State how many lines of the data contain the word "JSON", and write nothing besides the number.

> **Data shown**
══════════
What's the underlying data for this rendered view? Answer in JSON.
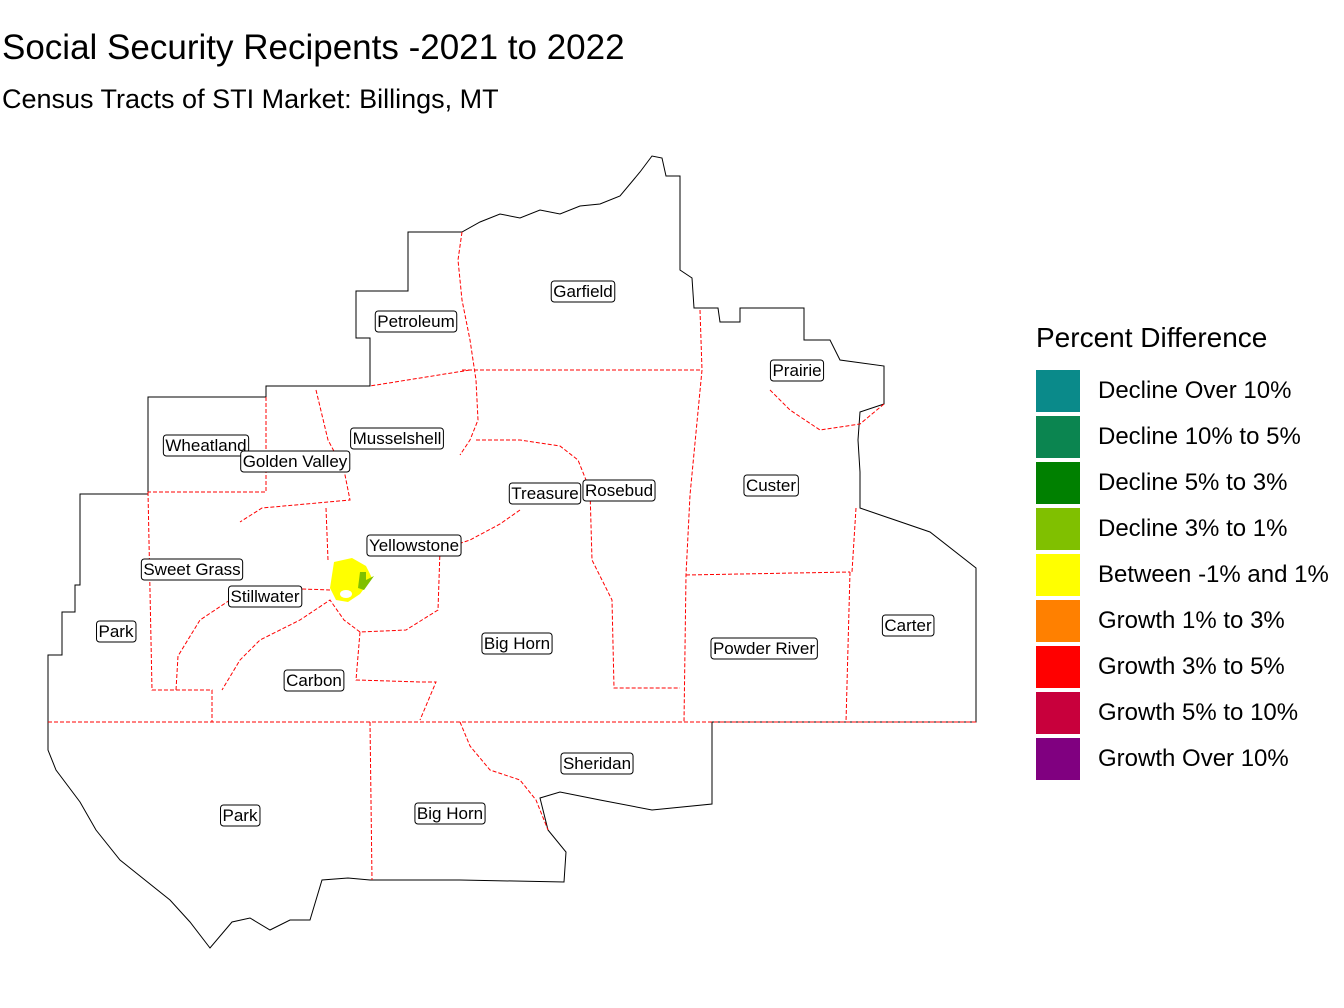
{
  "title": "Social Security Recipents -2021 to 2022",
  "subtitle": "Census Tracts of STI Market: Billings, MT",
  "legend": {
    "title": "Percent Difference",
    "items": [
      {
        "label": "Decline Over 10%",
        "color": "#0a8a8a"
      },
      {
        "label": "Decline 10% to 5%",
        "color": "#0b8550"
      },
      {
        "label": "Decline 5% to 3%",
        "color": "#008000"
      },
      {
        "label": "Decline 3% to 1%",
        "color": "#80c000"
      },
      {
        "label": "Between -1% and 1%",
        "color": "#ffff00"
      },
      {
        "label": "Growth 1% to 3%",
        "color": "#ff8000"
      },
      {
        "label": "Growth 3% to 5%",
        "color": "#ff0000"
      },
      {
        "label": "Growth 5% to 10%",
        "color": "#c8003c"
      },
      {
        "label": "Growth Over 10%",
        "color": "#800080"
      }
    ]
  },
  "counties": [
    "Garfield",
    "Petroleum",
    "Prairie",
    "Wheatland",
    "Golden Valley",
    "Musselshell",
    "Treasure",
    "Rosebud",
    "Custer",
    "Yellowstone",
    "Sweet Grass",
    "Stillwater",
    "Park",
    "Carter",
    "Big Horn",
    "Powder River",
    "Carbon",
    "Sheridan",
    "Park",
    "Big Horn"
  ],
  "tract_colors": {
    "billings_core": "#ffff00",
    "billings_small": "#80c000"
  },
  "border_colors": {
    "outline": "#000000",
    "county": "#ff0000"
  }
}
══════════
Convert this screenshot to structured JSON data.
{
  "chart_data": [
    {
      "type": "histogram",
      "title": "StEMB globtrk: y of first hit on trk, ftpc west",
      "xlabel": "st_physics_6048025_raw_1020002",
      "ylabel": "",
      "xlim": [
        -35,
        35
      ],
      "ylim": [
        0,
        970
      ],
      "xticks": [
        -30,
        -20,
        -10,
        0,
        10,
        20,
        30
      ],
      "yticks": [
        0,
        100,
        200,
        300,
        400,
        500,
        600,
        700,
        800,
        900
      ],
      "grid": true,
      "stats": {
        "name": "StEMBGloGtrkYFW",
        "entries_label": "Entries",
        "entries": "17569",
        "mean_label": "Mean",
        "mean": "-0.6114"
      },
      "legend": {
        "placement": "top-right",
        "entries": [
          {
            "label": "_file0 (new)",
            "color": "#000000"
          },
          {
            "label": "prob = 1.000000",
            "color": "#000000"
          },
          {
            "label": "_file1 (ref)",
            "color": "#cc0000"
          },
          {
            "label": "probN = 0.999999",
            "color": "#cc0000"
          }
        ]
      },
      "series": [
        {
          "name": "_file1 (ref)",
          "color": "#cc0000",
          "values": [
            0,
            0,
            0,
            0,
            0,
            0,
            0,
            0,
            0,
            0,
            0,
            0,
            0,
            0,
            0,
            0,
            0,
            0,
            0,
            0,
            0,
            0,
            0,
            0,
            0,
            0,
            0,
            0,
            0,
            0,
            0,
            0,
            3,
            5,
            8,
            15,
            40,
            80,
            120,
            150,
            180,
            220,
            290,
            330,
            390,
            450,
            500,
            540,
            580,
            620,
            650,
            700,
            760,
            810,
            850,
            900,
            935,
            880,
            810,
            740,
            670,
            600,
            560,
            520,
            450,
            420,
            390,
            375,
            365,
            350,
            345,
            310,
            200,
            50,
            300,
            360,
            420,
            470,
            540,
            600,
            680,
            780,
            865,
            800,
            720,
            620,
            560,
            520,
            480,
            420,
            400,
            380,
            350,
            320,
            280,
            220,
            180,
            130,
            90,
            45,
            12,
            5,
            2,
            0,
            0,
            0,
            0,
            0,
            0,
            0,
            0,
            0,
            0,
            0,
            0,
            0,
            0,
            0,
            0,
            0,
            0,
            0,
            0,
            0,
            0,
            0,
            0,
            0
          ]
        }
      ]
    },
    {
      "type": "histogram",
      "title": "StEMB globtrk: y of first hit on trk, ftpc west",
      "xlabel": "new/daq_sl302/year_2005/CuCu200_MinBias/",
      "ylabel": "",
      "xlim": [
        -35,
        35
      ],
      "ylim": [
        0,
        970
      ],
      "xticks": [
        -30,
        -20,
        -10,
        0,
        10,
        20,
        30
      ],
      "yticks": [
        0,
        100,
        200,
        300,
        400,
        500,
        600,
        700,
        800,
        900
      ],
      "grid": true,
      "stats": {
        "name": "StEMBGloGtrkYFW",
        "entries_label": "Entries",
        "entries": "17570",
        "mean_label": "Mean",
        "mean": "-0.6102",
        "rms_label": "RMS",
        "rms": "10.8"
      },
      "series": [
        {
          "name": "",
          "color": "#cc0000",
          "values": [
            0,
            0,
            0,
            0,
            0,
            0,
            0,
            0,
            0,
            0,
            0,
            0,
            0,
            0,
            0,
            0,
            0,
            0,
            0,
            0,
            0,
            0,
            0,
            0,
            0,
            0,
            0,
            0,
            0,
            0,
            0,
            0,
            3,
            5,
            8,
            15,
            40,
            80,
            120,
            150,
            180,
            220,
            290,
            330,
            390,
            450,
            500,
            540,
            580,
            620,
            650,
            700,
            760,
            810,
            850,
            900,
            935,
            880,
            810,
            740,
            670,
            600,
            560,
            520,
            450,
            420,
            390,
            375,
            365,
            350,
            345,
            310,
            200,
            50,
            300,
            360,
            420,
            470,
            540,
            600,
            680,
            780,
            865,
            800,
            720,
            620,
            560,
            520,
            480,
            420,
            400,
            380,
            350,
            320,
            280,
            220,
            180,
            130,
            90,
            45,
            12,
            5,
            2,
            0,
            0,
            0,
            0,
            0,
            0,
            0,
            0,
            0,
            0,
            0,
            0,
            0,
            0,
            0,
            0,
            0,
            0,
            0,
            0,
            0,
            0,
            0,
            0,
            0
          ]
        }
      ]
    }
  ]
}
══════════
> **Solution for this problem**
2